- [Raw records]:

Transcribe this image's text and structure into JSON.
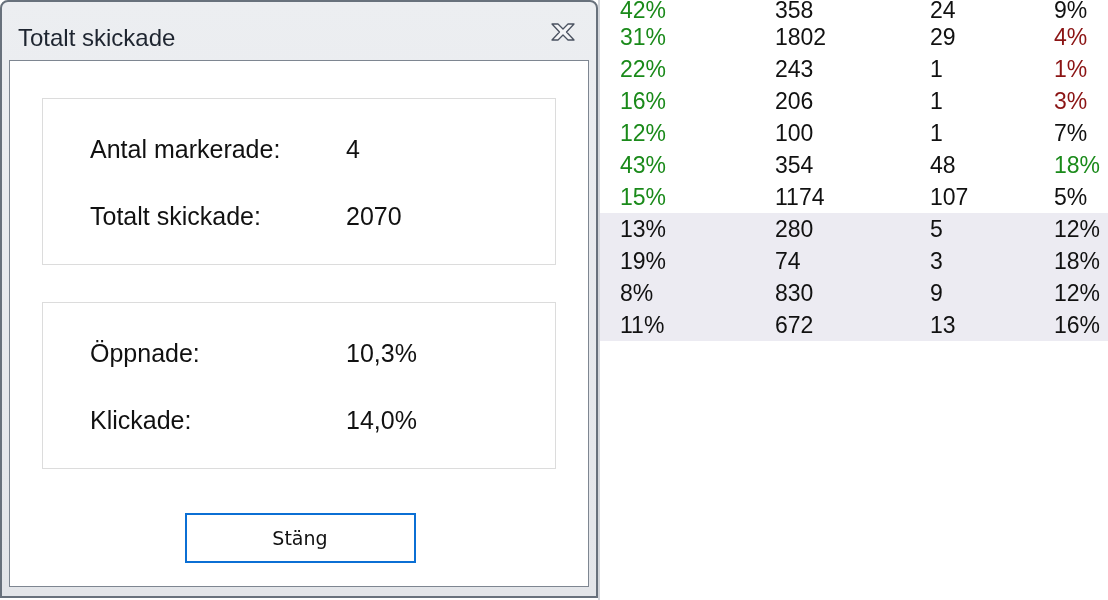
{
  "dialog": {
    "title": "Totalt skickade",
    "groups": [
      {
        "fields": [
          {
            "label": "Antal markerade:",
            "value": "4"
          },
          {
            "label": "Totalt skickade:",
            "value": "2070"
          }
        ]
      },
      {
        "fields": [
          {
            "label": "Öppnade:",
            "value": "10,3%"
          },
          {
            "label": "Klickade:",
            "value": "14,0%"
          }
        ]
      }
    ],
    "buttons": [
      {
        "label": "Stäng",
        "focused": true
      }
    ]
  },
  "table": {
    "rows": [
      {
        "selected": false,
        "cells": [
          {
            "text": "42%",
            "color": "#1a8a1a"
          },
          {
            "text": "358",
            "color": "#111111"
          },
          {
            "text": "24",
            "color": "#111111"
          },
          {
            "text": "9%",
            "color": "#111111"
          }
        ]
      },
      {
        "selected": false,
        "cells": [
          {
            "text": "31%",
            "color": "#1a8a1a"
          },
          {
            "text": "1802",
            "color": "#111111"
          },
          {
            "text": "29",
            "color": "#111111"
          },
          {
            "text": "4%",
            "color": "#8b1414"
          }
        ]
      },
      {
        "selected": false,
        "cells": [
          {
            "text": "22%",
            "color": "#1a8a1a"
          },
          {
            "text": "243",
            "color": "#111111"
          },
          {
            "text": "1",
            "color": "#111111"
          },
          {
            "text": "1%",
            "color": "#8b1414"
          }
        ]
      },
      {
        "selected": false,
        "cells": [
          {
            "text": "16%",
            "color": "#1a8a1a"
          },
          {
            "text": "206",
            "color": "#111111"
          },
          {
            "text": "1",
            "color": "#111111"
          },
          {
            "text": "3%",
            "color": "#8b1414"
          }
        ]
      },
      {
        "selected": false,
        "cells": [
          {
            "text": "12%",
            "color": "#1a8a1a"
          },
          {
            "text": "100",
            "color": "#111111"
          },
          {
            "text": "1",
            "color": "#111111"
          },
          {
            "text": "7%",
            "color": "#111111"
          }
        ]
      },
      {
        "selected": false,
        "cells": [
          {
            "text": "43%",
            "color": "#1a8a1a"
          },
          {
            "text": "354",
            "color": "#111111"
          },
          {
            "text": "48",
            "color": "#111111"
          },
          {
            "text": "18%",
            "color": "#1a8a1a"
          }
        ]
      },
      {
        "selected": false,
        "cells": [
          {
            "text": "15%",
            "color": "#1a8a1a"
          },
          {
            "text": "1174",
            "color": "#111111"
          },
          {
            "text": "107",
            "color": "#111111"
          },
          {
            "text": "5%",
            "color": "#111111"
          }
        ]
      },
      {
        "selected": true,
        "cells": [
          {
            "text": "13%",
            "color": "#111111"
          },
          {
            "text": "280",
            "color": "#111111"
          },
          {
            "text": "5",
            "color": "#111111"
          },
          {
            "text": "12%",
            "color": "#111111"
          }
        ]
      },
      {
        "selected": true,
        "cells": [
          {
            "text": "19%",
            "color": "#111111"
          },
          {
            "text": "74",
            "color": "#111111"
          },
          {
            "text": "3",
            "color": "#111111"
          },
          {
            "text": "18%",
            "color": "#111111"
          }
        ]
      },
      {
        "selected": true,
        "cells": [
          {
            "text": "8%",
            "color": "#111111"
          },
          {
            "text": "830",
            "color": "#111111"
          },
          {
            "text": "9",
            "color": "#111111"
          },
          {
            "text": "12%",
            "color": "#111111"
          }
        ]
      },
      {
        "selected": true,
        "cells": [
          {
            "text": "11%",
            "color": "#111111"
          },
          {
            "text": "672",
            "color": "#111111"
          },
          {
            "text": "13",
            "color": "#111111"
          },
          {
            "text": "16%",
            "color": "#111111"
          }
        ]
      }
    ]
  }
}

- [Your objective]: Only a number is wanted: how many lines contain the word "value"?

- [Result below]: 4